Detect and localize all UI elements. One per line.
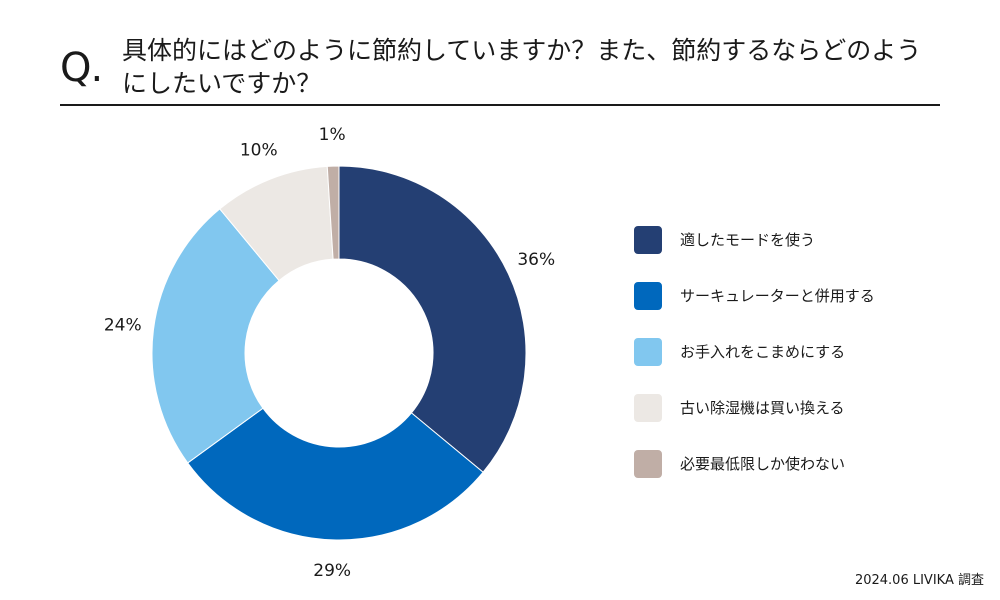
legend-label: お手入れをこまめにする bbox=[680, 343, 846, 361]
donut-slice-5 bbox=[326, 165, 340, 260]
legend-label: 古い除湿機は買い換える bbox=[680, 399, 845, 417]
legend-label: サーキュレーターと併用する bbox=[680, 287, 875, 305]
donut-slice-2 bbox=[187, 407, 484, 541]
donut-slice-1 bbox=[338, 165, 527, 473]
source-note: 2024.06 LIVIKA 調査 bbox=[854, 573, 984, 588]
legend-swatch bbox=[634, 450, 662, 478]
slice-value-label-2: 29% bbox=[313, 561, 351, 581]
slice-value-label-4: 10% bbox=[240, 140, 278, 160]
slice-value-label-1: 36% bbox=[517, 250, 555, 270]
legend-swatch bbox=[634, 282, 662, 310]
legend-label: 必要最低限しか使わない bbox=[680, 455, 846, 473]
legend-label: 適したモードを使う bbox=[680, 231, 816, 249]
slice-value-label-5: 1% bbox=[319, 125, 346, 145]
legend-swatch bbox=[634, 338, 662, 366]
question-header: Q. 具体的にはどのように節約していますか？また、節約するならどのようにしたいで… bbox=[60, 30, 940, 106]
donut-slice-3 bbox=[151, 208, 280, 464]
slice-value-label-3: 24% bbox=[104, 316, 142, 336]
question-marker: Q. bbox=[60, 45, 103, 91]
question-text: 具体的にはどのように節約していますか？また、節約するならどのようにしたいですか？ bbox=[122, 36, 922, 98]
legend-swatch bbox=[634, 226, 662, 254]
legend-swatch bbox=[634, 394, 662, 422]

**Description of the task:** Print the lines of the listing between the line holding "legend-label: お手入れをこまめにする bbox=[680, 343, 846, 361]" and the line holding "slice-value-label-5: 1% bbox=[319, 125, 346, 145]", inclusive, reproducing each one without alteration.

**Exercise answer:**
legend-label: お手入れをこまめにする bbox=[680, 343, 846, 361]
donut-slice-5 bbox=[326, 165, 340, 260]
legend-label: 古い除湿機は買い換える bbox=[680, 399, 845, 417]
legend-label: サーキュレーターと併用する bbox=[680, 287, 875, 305]
donut-slice-2 bbox=[187, 407, 484, 541]
donut-slice-1 bbox=[338, 165, 527, 473]
source-note: 2024.06 LIVIKA 調査 bbox=[854, 573, 984, 588]
legend-swatch bbox=[634, 450, 662, 478]
slice-value-label-2: 29% bbox=[313, 561, 351, 581]
slice-value-label-4: 10% bbox=[240, 140, 278, 160]
slice-value-label-1: 36% bbox=[517, 250, 555, 270]
legend-swatch bbox=[634, 282, 662, 310]
legend-label: 必要最低限しか使わない bbox=[680, 455, 846, 473]
legend-label: 適したモードを使う bbox=[680, 231, 816, 249]
slice-value-label-5: 1% bbox=[319, 125, 346, 145]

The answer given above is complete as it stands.